• **SUPPLIED MATERIAL**
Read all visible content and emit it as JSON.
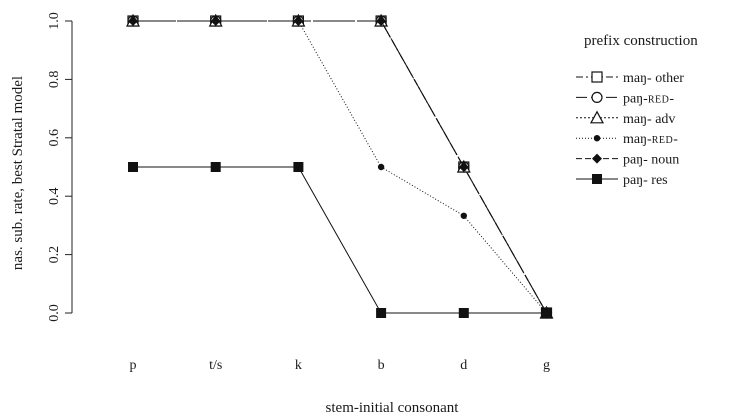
{
  "chart_data": {
    "type": "line",
    "title": "",
    "xlabel": "stem-initial consonant",
    "ylabel": "nas. sub. rate, best Stratal model",
    "categories": [
      "p",
      "t/s",
      "k",
      "b",
      "d",
      "g"
    ],
    "yticks": [
      "0.0",
      "0.2",
      "0.4",
      "0.6",
      "0.8",
      "1.0"
    ],
    "ylim": [
      0,
      1
    ],
    "grid": false,
    "legend": {
      "title": "prefix construction",
      "position": "right"
    },
    "series": [
      {
        "name": "maŋ- other",
        "name_parts": [
          "maŋ- other"
        ],
        "values": [
          1.0,
          1.0,
          1.0,
          1.0,
          0.5,
          0.0
        ],
        "marker": "open-square",
        "line": "dashdot"
      },
      {
        "name": "paŋ-RED-",
        "name_parts": [
          "paŋ-",
          "RED",
          "-"
        ],
        "values": [
          1.0,
          1.0,
          1.0,
          1.0,
          0.5,
          0.0
        ],
        "marker": "open-circle",
        "line": "longdash"
      },
      {
        "name": "maŋ- adv",
        "name_parts": [
          "maŋ- adv"
        ],
        "values": [
          1.0,
          1.0,
          1.0,
          1.0,
          0.5,
          0.0
        ],
        "marker": "open-triangle",
        "line": "dotted"
      },
      {
        "name": "maŋ-RED-",
        "name_parts": [
          "maŋ-",
          "RED",
          "-"
        ],
        "values": [
          1.0,
          1.0,
          1.0,
          0.5,
          0.333,
          0.0
        ],
        "marker": "filled-dot",
        "line": "fine-dotted"
      },
      {
        "name": "paŋ- noun",
        "name_parts": [
          "paŋ- noun"
        ],
        "values": [
          1.0,
          1.0,
          1.0,
          1.0,
          0.5,
          0.0
        ],
        "marker": "filled-diamond",
        "line": "dashed"
      },
      {
        "name": "paŋ- res",
        "name_parts": [
          "paŋ- res"
        ],
        "values": [
          0.5,
          0.5,
          0.5,
          0.0,
          0.0,
          0.0
        ],
        "marker": "filled-square",
        "line": "solid"
      }
    ]
  }
}
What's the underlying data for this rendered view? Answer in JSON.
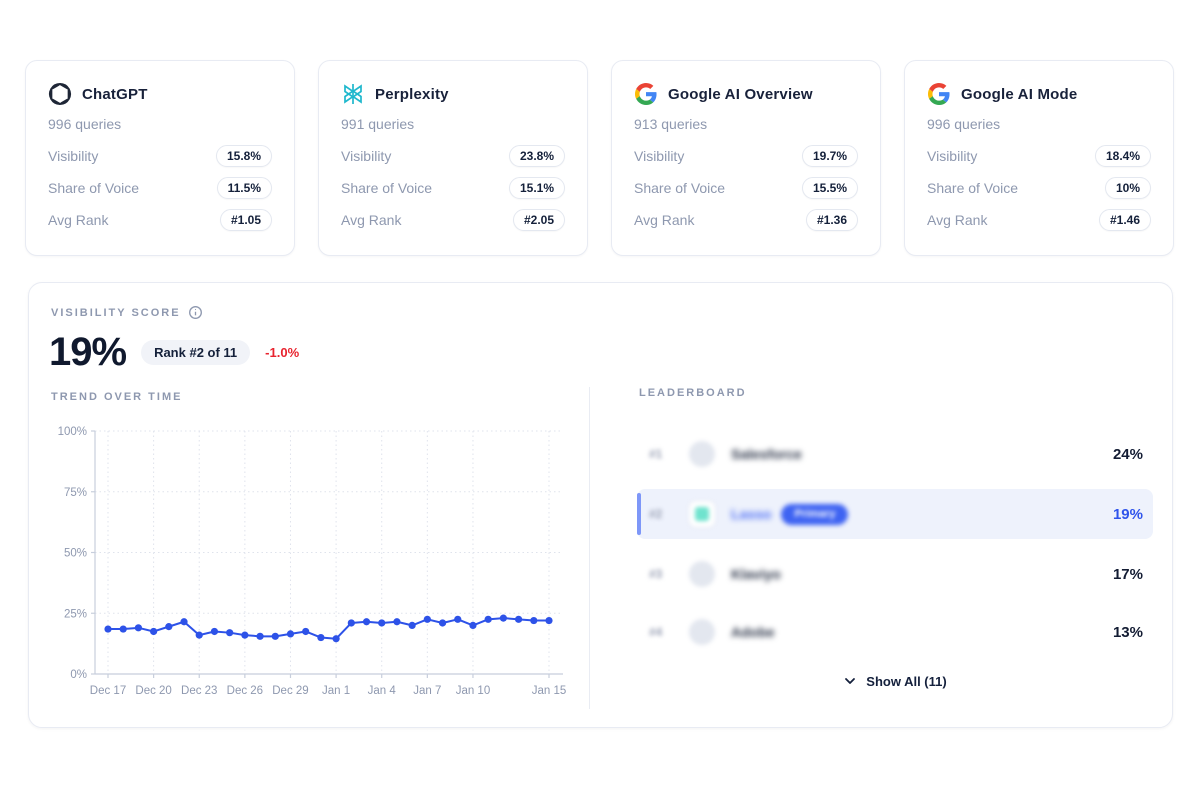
{
  "cards": [
    {
      "name": "ChatGPT",
      "icon": "chatgpt-logo",
      "queries": "996 queries",
      "metrics": {
        "visibility": "15.8%",
        "share_of_voice": "11.5%",
        "avg_rank": "#1.05"
      }
    },
    {
      "name": "Perplexity",
      "icon": "perplexity-logo",
      "queries": "991 queries",
      "metrics": {
        "visibility": "23.8%",
        "share_of_voice": "15.1%",
        "avg_rank": "#2.05"
      }
    },
    {
      "name": "Google AI Overview",
      "icon": "google-logo",
      "queries": "913 queries",
      "metrics": {
        "visibility": "19.7%",
        "share_of_voice": "15.5%",
        "avg_rank": "#1.36"
      }
    },
    {
      "name": "Google AI Mode",
      "icon": "google-logo",
      "queries": "996 queries",
      "metrics": {
        "visibility": "18.4%",
        "share_of_voice": "10%",
        "avg_rank": "#1.46"
      }
    }
  ],
  "card_metric_labels": {
    "visibility": "Visibility",
    "share_of_voice": "Share of Voice",
    "avg_rank": "Avg Rank"
  },
  "visibility_panel": {
    "title": "VISIBILITY SCORE",
    "score": "19%",
    "rank_badge": "Rank #2 of 11",
    "change": "-1.0%"
  },
  "chart_data": {
    "type": "line",
    "title": "TREND OVER TIME",
    "x": [
      "Dec 17",
      "Dec 18",
      "Dec 19",
      "Dec 20",
      "Dec 21",
      "Dec 22",
      "Dec 23",
      "Dec 24",
      "Dec 25",
      "Dec 26",
      "Dec 27",
      "Dec 28",
      "Dec 29",
      "Dec 30",
      "Dec 31",
      "Jan 1",
      "Jan 2",
      "Jan 3",
      "Jan 4",
      "Jan 5",
      "Jan 6",
      "Jan 7",
      "Jan 8",
      "Jan 9",
      "Jan 10",
      "Jan 11",
      "Jan 12",
      "Jan 13",
      "Jan 14",
      "Jan 15"
    ],
    "values": [
      18.5,
      18.5,
      19,
      17.5,
      19.5,
      21.5,
      16,
      17.5,
      17,
      16,
      15.5,
      15.5,
      16.5,
      17.5,
      15,
      14.5,
      21,
      21.5,
      21,
      21.5,
      20,
      22.5,
      21,
      22.5,
      20,
      22.5,
      23,
      22.5,
      22,
      22
    ],
    "xticks": [
      "Dec 17",
      "Dec 20",
      "Dec 23",
      "Dec 26",
      "Dec 29",
      "Jan 1",
      "Jan 4",
      "Jan 7",
      "Jan 10",
      "Jan 15"
    ],
    "yticks": [
      0,
      25,
      50,
      75,
      100
    ],
    "ytick_labels": [
      "0%",
      "25%",
      "50%",
      "75%",
      "100%"
    ],
    "ylim": [
      0,
      100
    ],
    "grid": true,
    "legend": "none",
    "line_color": "#2D52E8"
  },
  "leaderboard": {
    "title": "LEADERBOARD",
    "rows": [
      {
        "rank": "#1",
        "name": "Salesforce",
        "value": "24%",
        "blurred": true,
        "highlighted": false
      },
      {
        "rank": "#2",
        "name": "Lasso",
        "badge": "Primary",
        "value": "19%",
        "blurred": true,
        "highlighted": true
      },
      {
        "rank": "#3",
        "name": "Klaviyo",
        "value": "17%",
        "blurred": true,
        "highlighted": false
      },
      {
        "rank": "#4",
        "name": "Adobe",
        "value": "13%",
        "blurred": true,
        "highlighted": false
      }
    ],
    "show_all_label": "Show All (11)"
  },
  "colors": {
    "accent_blue": "#2D52E8",
    "negative_red": "#E8232E",
    "perplexity_teal": "#1FB8CD",
    "highlight_row_bg": "#EEF2FC",
    "muted_label": "#8E98AF",
    "dark_text": "#131C33",
    "border": "#E8EBF3"
  }
}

• **TASK DETAILS**
Reproduce each line exactly as it appears, omitting the pictures.

• **OUTPUT OF THE EXERCISE**
Read all visible content and emit it as JSON.
{
  "chart_data": {
    "type": "line",
    "title": "",
    "xlabel": "stem-initial consonant",
    "ylabel": "nas. sub. rate, best Stratal model",
    "categories": [
      "p",
      "t/s",
      "k",
      "b",
      "d",
      "g"
    ],
    "yticks": [
      "0.0",
      "0.2",
      "0.4",
      "0.6",
      "0.8",
      "1.0"
    ],
    "ylim": [
      0,
      1
    ],
    "grid": false,
    "legend": {
      "title": "prefix construction",
      "position": "right"
    },
    "series": [
      {
        "name": "maŋ- other",
        "name_parts": [
          "maŋ- other"
        ],
        "values": [
          1.0,
          1.0,
          1.0,
          1.0,
          0.5,
          0.0
        ],
        "marker": "open-square",
        "line": "dashdot"
      },
      {
        "name": "paŋ-RED-",
        "name_parts": [
          "paŋ-",
          "RED",
          "-"
        ],
        "values": [
          1.0,
          1.0,
          1.0,
          1.0,
          0.5,
          0.0
        ],
        "marker": "open-circle",
        "line": "longdash"
      },
      {
        "name": "maŋ- adv",
        "name_parts": [
          "maŋ- adv"
        ],
        "values": [
          1.0,
          1.0,
          1.0,
          1.0,
          0.5,
          0.0
        ],
        "marker": "open-triangle",
        "line": "dotted"
      },
      {
        "name": "maŋ-RED-",
        "name_parts": [
          "maŋ-",
          "RED",
          "-"
        ],
        "values": [
          1.0,
          1.0,
          1.0,
          0.5,
          0.333,
          0.0
        ],
        "marker": "filled-dot",
        "line": "fine-dotted"
      },
      {
        "name": "paŋ- noun",
        "name_parts": [
          "paŋ- noun"
        ],
        "values": [
          1.0,
          1.0,
          1.0,
          1.0,
          0.5,
          0.0
        ],
        "marker": "filled-diamond",
        "line": "dashed"
      },
      {
        "name": "paŋ- res",
        "name_parts": [
          "paŋ- res"
        ],
        "values": [
          0.5,
          0.5,
          0.5,
          0.0,
          0.0,
          0.0
        ],
        "marker": "filled-square",
        "line": "solid"
      }
    ]
  }
}
What's the underlying data for this rendered view? Answer in JSON.
{
  "cards": [
    {
      "name": "ChatGPT",
      "icon": "chatgpt-logo",
      "queries": "996 queries",
      "metrics": {
        "visibility": "15.8%",
        "share_of_voice": "11.5%",
        "avg_rank": "#1.05"
      }
    },
    {
      "name": "Perplexity",
      "icon": "perplexity-logo",
      "queries": "991 queries",
      "metrics": {
        "visibility": "23.8%",
        "share_of_voice": "15.1%",
        "avg_rank": "#2.05"
      }
    },
    {
      "name": "Google AI Overview",
      "icon": "google-logo",
      "queries": "913 queries",
      "metrics": {
        "visibility": "19.7%",
        "share_of_voice": "15.5%",
        "avg_rank": "#1.36"
      }
    },
    {
      "name": "Google AI Mode",
      "icon": "google-logo",
      "queries": "996 queries",
      "metrics": {
        "visibility": "18.4%",
        "share_of_voice": "10%",
        "avg_rank": "#1.46"
      }
    }
  ],
  "card_metric_labels": {
    "visibility": "Visibility",
    "share_of_voice": "Share of Voice",
    "avg_rank": "Avg Rank"
  },
  "visibility_panel": {
    "title": "VISIBILITY SCORE",
    "score": "19%",
    "rank_badge": "Rank #2 of 11",
    "change": "-1.0%"
  },
  "chart_data": {
    "type": "line",
    "title": "TREND OVER TIME",
    "x": [
      "Dec 17",
      "Dec 18",
      "Dec 19",
      "Dec 20",
      "Dec 21",
      "Dec 22",
      "Dec 23",
      "Dec 24",
      "Dec 25",
      "Dec 26",
      "Dec 27",
      "Dec 28",
      "Dec 29",
      "Dec 30",
      "Dec 31",
      "Jan 1",
      "Jan 2",
      "Jan 3",
      "Jan 4",
      "Jan 5",
      "Jan 6",
      "Jan 7",
      "Jan 8",
      "Jan 9",
      "Jan 10",
      "Jan 11",
      "Jan 12",
      "Jan 13",
      "Jan 14",
      "Jan 15"
    ],
    "values": [
      18.5,
      18.5,
      19,
      17.5,
      19.5,
      21.5,
      16,
      17.5,
      17,
      16,
      15.5,
      15.5,
      16.5,
      17.5,
      15,
      14.5,
      21,
      21.5,
      21,
      21.5,
      20,
      22.5,
      21,
      22.5,
      20,
      22.5,
      23,
      22.5,
      22,
      22
    ],
    "xticks": [
      "Dec 17",
      "Dec 20",
      "Dec 23",
      "Dec 26",
      "Dec 29",
      "Jan 1",
      "Jan 4",
      "Jan 7",
      "Jan 10",
      "Jan 15"
    ],
    "yticks": [
      0,
      25,
      50,
      75,
      100
    ],
    "ytick_labels": [
      "0%",
      "25%",
      "50%",
      "75%",
      "100%"
    ],
    "ylim": [
      0,
      100
    ],
    "grid": true,
    "legend": "none",
    "line_color": "#2D52E8"
  },
  "leaderboard": {
    "title": "LEADERBOARD",
    "rows": [
      {
        "rank": "#1",
        "name": "Salesforce",
        "value": "24%",
        "blurred": true,
        "highlighted": false
      },
      {
        "rank": "#2",
        "name": "Lasso",
        "badge": "Primary",
        "value": "19%",
        "blurred": true,
        "highlighted": true
      },
      {
        "rank": "#3",
        "name": "Klaviyo",
        "value": "17%",
        "blurred": true,
        "highlighted": false
      },
      {
        "rank": "#4",
        "name": "Adobe",
        "value": "13%",
        "blurred": true,
        "highlighted": false
      }
    ],
    "show_all_label": "Show All (11)"
  },
  "colors": {
    "accent_blue": "#2D52E8",
    "negative_red": "#E8232E",
    "perplexity_teal": "#1FB8CD",
    "highlight_row_bg": "#EEF2FC",
    "muted_label": "#8E98AF",
    "dark_text": "#131C33",
    "border": "#E8EBF3"
  }
}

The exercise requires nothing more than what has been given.